→ What is asked: Give the listing again in full, exactly as written.
------------------------------------------------------------------------
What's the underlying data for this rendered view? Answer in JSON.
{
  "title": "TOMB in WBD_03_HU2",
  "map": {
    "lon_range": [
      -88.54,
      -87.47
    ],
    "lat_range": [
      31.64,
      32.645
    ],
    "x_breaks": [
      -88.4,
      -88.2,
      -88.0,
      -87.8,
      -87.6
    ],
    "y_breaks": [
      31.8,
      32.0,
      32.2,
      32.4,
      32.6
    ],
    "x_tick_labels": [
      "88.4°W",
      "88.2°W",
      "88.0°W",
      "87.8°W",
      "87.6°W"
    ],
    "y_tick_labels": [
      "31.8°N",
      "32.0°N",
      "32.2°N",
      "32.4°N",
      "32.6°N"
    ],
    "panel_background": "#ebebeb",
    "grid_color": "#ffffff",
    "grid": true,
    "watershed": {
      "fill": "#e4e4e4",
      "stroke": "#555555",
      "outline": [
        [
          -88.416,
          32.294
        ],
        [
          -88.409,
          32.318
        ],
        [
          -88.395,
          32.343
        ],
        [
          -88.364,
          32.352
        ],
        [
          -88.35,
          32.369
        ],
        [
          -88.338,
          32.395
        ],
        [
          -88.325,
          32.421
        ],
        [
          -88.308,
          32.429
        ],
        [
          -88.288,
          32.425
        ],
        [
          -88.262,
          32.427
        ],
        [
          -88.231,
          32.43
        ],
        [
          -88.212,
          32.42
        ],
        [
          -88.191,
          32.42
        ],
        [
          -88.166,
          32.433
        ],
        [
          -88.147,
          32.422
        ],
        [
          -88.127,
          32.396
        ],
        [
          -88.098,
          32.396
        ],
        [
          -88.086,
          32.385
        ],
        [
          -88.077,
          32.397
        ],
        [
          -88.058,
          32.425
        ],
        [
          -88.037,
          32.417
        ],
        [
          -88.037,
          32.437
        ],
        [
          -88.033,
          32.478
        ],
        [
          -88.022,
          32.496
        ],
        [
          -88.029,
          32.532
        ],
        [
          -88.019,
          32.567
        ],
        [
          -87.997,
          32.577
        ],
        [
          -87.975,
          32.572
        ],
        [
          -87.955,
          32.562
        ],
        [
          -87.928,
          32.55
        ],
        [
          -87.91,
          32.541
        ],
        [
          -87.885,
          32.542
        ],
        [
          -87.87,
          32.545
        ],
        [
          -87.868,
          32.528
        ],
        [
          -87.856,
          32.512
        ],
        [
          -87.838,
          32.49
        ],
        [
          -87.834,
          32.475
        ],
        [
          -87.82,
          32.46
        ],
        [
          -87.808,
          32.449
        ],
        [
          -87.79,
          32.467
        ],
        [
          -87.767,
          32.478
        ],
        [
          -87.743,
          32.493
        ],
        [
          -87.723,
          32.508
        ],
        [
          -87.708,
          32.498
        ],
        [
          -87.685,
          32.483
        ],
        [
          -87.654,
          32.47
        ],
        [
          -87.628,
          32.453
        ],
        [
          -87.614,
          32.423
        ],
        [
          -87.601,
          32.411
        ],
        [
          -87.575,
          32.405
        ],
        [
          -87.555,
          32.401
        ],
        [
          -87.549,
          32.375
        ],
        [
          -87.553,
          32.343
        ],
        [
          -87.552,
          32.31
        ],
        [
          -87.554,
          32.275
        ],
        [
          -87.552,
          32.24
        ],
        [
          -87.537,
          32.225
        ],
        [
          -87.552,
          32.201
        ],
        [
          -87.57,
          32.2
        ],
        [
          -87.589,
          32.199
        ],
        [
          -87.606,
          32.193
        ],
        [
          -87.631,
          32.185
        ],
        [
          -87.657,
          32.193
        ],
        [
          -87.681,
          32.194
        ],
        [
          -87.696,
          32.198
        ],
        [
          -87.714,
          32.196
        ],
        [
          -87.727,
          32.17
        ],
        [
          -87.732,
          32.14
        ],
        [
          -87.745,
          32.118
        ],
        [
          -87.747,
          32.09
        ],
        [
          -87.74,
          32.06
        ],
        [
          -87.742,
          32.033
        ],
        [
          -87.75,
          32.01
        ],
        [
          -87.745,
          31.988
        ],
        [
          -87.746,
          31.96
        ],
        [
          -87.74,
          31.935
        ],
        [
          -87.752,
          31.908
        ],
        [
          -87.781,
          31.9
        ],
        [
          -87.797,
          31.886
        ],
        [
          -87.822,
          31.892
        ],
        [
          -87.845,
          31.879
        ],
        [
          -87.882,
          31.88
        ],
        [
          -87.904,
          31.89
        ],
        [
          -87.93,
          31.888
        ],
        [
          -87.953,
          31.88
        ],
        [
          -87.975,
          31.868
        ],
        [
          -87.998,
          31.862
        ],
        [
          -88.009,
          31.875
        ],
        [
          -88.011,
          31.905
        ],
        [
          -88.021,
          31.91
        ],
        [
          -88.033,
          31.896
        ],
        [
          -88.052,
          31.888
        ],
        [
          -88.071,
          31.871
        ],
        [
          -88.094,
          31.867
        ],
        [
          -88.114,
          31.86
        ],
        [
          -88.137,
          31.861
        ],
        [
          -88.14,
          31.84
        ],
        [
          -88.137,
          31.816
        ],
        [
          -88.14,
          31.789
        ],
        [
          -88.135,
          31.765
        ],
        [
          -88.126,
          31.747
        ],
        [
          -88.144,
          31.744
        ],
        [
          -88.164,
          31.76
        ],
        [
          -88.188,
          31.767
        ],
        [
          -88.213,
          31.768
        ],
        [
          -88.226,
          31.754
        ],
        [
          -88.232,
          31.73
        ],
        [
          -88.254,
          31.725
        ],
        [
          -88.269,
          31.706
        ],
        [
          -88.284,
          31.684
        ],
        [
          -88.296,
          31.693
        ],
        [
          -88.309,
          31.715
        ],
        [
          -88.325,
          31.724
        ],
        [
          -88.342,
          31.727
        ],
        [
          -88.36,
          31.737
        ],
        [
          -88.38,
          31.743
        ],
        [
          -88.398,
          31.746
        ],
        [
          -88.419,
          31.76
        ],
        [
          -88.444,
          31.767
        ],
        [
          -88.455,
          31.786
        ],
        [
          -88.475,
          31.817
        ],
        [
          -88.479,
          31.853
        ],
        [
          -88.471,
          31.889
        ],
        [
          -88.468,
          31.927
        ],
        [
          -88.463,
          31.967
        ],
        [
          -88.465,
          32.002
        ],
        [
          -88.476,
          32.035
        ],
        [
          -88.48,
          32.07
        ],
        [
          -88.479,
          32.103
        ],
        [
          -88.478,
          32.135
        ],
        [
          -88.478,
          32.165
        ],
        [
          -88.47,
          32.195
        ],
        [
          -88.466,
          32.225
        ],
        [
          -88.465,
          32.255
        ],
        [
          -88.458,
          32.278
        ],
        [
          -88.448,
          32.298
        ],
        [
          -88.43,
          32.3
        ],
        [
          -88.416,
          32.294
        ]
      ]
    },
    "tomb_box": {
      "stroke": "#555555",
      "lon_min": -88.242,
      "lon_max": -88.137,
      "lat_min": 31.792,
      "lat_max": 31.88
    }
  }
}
------------------------------------------------------------------------
→ Exercise response:
What's the underlying data for this rendered view? Answer in JSON.
{
  "title": "TOMB in WBD_03_HU2",
  "map": {
    "lon_range": [
      -88.54,
      -87.47
    ],
    "lat_range": [
      31.64,
      32.645
    ],
    "x_breaks": [
      -88.4,
      -88.2,
      -88.0,
      -87.8,
      -87.6
    ],
    "y_breaks": [
      31.8,
      32.0,
      32.2,
      32.4,
      32.6
    ],
    "x_tick_labels": [
      "88.4°W",
      "88.2°W",
      "88.0°W",
      "87.8°W",
      "87.6°W"
    ],
    "y_tick_labels": [
      "31.8°N",
      "32.0°N",
      "32.2°N",
      "32.4°N",
      "32.6°N"
    ],
    "panel_background": "#ebebeb",
    "grid_color": "#ffffff",
    "grid": true,
    "watershed": {
      "fill": "#e4e4e4",
      "stroke": "#555555",
      "outline": [
        [
          -88.416,
          32.294
        ],
        [
          -88.409,
          32.318
        ],
        [
          -88.395,
          32.343
        ],
        [
          -88.364,
          32.352
        ],
        [
          -88.35,
          32.369
        ],
        [
          -88.338,
          32.395
        ],
        [
          -88.325,
          32.421
        ],
        [
          -88.308,
          32.429
        ],
        [
          -88.288,
          32.425
        ],
        [
          -88.262,
          32.427
        ],
        [
          -88.231,
          32.43
        ],
        [
          -88.212,
          32.42
        ],
        [
          -88.191,
          32.42
        ],
        [
          -88.166,
          32.433
        ],
        [
          -88.147,
          32.422
        ],
        [
          -88.127,
          32.396
        ],
        [
          -88.098,
          32.396
        ],
        [
          -88.086,
          32.385
        ],
        [
          -88.077,
          32.397
        ],
        [
          -88.058,
          32.425
        ],
        [
          -88.037,
          32.417
        ],
        [
          -88.037,
          32.437
        ],
        [
          -88.033,
          32.478
        ],
        [
          -88.022,
          32.496
        ],
        [
          -88.029,
          32.532
        ],
        [
          -88.019,
          32.567
        ],
        [
          -87.997,
          32.577
        ],
        [
          -87.975,
          32.572
        ],
        [
          -87.955,
          32.562
        ],
        [
          -87.928,
          32.55
        ],
        [
          -87.91,
          32.541
        ],
        [
          -87.885,
          32.542
        ],
        [
          -87.87,
          32.545
        ],
        [
          -87.868,
          32.528
        ],
        [
          -87.856,
          32.512
        ],
        [
          -87.838,
          32.49
        ],
        [
          -87.834,
          32.475
        ],
        [
          -87.82,
          32.46
        ],
        [
          -87.808,
          32.449
        ],
        [
          -87.79,
          32.467
        ],
        [
          -87.767,
          32.478
        ],
        [
          -87.743,
          32.493
        ],
        [
          -87.723,
          32.508
        ],
        [
          -87.708,
          32.498
        ],
        [
          -87.685,
          32.483
        ],
        [
          -87.654,
          32.47
        ],
        [
          -87.628,
          32.453
        ],
        [
          -87.614,
          32.423
        ],
        [
          -87.601,
          32.411
        ],
        [
          -87.575,
          32.405
        ],
        [
          -87.555,
          32.401
        ],
        [
          -87.549,
          32.375
        ],
        [
          -87.553,
          32.343
        ],
        [
          -87.552,
          32.31
        ],
        [
          -87.554,
          32.275
        ],
        [
          -87.552,
          32.24
        ],
        [
          -87.537,
          32.225
        ],
        [
          -87.552,
          32.201
        ],
        [
          -87.57,
          32.2
        ],
        [
          -87.589,
          32.199
        ],
        [
          -87.606,
          32.193
        ],
        [
          -87.631,
          32.185
        ],
        [
          -87.657,
          32.193
        ],
        [
          -87.681,
          32.194
        ],
        [
          -87.696,
          32.198
        ],
        [
          -87.714,
          32.196
        ],
        [
          -87.727,
          32.17
        ],
        [
          -87.732,
          32.14
        ],
        [
          -87.745,
          32.118
        ],
        [
          -87.747,
          32.09
        ],
        [
          -87.74,
          32.06
        ],
        [
          -87.742,
          32.033
        ],
        [
          -87.75,
          32.01
        ],
        [
          -87.745,
          31.988
        ],
        [
          -87.746,
          31.96
        ],
        [
          -87.74,
          31.935
        ],
        [
          -87.752,
          31.908
        ],
        [
          -87.781,
          31.9
        ],
        [
          -87.797,
          31.886
        ],
        [
          -87.822,
          31.892
        ],
        [
          -87.845,
          31.879
        ],
        [
          -87.882,
          31.88
        ],
        [
          -87.904,
          31.89
        ],
        [
          -87.93,
          31.888
        ],
        [
          -87.953,
          31.88
        ],
        [
          -87.975,
          31.868
        ],
        [
          -87.998,
          31.862
        ],
        [
          -88.009,
          31.875
        ],
        [
          -88.011,
          31.905
        ],
        [
          -88.021,
          31.91
        ],
        [
          -88.033,
          31.896
        ],
        [
          -88.052,
          31.888
        ],
        [
          -88.071,
          31.871
        ],
        [
          -88.094,
          31.867
        ],
        [
          -88.114,
          31.86
        ],
        [
          -88.137,
          31.861
        ],
        [
          -88.14,
          31.84
        ],
        [
          -88.137,
          31.816
        ],
        [
          -88.14,
          31.789
        ],
        [
          -88.135,
          31.765
        ],
        [
          -88.126,
          31.747
        ],
        [
          -88.144,
          31.744
        ],
        [
          -88.164,
          31.76
        ],
        [
          -88.188,
          31.767
        ],
        [
          -88.213,
          31.768
        ],
        [
          -88.226,
          31.754
        ],
        [
          -88.232,
          31.73
        ],
        [
          -88.254,
          31.725
        ],
        [
          -88.269,
          31.706
        ],
        [
          -88.284,
          31.684
        ],
        [
          -88.296,
          31.693
        ],
        [
          -88.309,
          31.715
        ],
        [
          -88.325,
          31.724
        ],
        [
          -88.342,
          31.727
        ],
        [
          -88.36,
          31.737
        ],
        [
          -88.38,
          31.743
        ],
        [
          -88.398,
          31.746
        ],
        [
          -88.419,
          31.76
        ],
        [
          -88.444,
          31.767
        ],
        [
          -88.455,
          31.786
        ],
        [
          -88.475,
          31.817
        ],
        [
          -88.479,
          31.853
        ],
        [
          -88.471,
          31.889
        ],
        [
          -88.468,
          31.927
        ],
        [
          -88.463,
          31.967
        ],
        [
          -88.465,
          32.002
        ],
        [
          -88.476,
          32.035
        ],
        [
          -88.48,
          32.07
        ],
        [
          -88.479,
          32.103
        ],
        [
          -88.478,
          32.135
        ],
        [
          -88.478,
          32.165
        ],
        [
          -88.47,
          32.195
        ],
        [
          -88.466,
          32.225
        ],
        [
          -88.465,
          32.255
        ],
        [
          -88.458,
          32.278
        ],
        [
          -88.448,
          32.298
        ],
        [
          -88.43,
          32.3
        ],
        [
          -88.416,
          32.294
        ]
      ]
    },
    "tomb_box": {
      "stroke": "#555555",
      "lon_min": -88.242,
      "lon_max": -88.137,
      "lat_min": 31.792,
      "lat_max": 31.88
    }
  }
}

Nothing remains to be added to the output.